> _Task directions_
Copy every line of the data that contains the string "Connections".

Collected data entries:
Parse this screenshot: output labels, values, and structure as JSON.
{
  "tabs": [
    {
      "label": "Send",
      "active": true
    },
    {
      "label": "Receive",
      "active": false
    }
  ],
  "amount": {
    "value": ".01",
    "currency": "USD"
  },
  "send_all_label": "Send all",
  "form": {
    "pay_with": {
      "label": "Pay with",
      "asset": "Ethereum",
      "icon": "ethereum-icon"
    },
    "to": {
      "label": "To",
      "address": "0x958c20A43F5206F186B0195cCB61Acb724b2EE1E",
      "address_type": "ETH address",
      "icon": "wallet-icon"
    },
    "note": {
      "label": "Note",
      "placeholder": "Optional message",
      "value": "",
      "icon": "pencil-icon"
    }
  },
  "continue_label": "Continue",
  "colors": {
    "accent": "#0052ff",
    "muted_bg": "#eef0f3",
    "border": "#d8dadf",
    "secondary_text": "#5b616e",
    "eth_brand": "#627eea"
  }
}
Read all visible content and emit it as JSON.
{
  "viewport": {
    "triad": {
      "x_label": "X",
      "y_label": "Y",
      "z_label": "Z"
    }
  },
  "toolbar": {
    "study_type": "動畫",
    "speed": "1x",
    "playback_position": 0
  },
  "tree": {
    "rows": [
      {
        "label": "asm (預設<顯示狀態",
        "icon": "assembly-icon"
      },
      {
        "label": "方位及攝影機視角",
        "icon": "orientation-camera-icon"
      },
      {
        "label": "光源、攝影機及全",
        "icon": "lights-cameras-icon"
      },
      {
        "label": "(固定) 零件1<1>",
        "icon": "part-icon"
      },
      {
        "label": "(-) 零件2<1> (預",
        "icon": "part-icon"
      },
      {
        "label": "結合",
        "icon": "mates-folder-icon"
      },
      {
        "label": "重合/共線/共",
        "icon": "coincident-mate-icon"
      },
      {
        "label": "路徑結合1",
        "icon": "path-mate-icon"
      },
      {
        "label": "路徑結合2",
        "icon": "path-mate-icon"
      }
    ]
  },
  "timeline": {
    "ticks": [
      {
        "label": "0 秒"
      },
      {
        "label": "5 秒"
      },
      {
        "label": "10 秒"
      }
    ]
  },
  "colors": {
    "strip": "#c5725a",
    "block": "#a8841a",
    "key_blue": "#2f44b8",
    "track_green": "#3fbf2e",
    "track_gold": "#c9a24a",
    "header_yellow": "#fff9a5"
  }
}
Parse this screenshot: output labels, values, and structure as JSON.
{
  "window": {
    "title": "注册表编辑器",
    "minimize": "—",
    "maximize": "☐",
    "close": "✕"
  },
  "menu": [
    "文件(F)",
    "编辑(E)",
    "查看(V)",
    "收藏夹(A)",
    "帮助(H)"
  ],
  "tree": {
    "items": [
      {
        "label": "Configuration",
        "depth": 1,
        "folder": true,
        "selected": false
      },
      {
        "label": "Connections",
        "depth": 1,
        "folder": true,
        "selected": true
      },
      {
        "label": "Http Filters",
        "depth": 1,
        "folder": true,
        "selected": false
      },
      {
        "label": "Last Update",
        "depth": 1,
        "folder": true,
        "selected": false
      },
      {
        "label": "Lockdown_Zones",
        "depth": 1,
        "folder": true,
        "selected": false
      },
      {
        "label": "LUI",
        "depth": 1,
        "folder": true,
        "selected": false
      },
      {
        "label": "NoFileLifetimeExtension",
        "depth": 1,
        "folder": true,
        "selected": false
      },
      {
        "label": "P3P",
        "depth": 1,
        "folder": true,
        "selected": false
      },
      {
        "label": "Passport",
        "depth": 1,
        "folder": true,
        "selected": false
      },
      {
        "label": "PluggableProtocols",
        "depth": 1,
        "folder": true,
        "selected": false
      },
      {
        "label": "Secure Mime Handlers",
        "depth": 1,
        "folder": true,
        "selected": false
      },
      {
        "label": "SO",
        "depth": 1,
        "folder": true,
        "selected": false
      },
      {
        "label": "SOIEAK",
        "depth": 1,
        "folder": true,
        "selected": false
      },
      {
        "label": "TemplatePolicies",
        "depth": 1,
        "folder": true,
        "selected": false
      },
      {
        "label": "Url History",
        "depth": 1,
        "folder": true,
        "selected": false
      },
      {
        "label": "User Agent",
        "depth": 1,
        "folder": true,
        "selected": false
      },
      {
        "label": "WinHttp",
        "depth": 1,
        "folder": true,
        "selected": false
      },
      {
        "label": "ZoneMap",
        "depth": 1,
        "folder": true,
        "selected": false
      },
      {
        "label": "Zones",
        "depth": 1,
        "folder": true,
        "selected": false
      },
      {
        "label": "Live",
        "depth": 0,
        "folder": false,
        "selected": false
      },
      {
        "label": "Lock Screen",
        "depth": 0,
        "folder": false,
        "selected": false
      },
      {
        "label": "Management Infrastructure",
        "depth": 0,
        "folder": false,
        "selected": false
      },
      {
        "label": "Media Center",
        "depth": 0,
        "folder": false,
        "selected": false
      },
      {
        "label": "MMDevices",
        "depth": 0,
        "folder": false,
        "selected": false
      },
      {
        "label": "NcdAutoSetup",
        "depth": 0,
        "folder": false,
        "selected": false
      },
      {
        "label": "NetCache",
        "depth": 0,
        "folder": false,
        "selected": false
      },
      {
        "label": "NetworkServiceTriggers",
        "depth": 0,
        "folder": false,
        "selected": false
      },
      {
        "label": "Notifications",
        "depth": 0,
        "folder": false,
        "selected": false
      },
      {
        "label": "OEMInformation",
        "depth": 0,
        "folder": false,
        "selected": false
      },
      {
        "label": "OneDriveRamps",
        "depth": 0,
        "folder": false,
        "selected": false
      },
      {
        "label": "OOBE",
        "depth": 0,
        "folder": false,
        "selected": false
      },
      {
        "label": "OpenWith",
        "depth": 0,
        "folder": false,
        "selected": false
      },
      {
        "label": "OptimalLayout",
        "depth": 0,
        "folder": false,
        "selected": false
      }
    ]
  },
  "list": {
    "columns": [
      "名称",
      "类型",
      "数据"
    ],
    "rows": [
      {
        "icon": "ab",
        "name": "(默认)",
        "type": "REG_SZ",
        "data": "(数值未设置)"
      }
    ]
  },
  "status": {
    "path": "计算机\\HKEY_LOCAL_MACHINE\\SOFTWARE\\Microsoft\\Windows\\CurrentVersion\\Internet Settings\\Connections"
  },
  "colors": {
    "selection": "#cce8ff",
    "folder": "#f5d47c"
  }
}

> _Solution below_
        "label": "Connections",
    "path": "计算机\\HKEY_LOCAL_MACHINE\\SOFTWARE\\Microsoft\\Windows\\CurrentVersion\\Internet Settings\\Connections"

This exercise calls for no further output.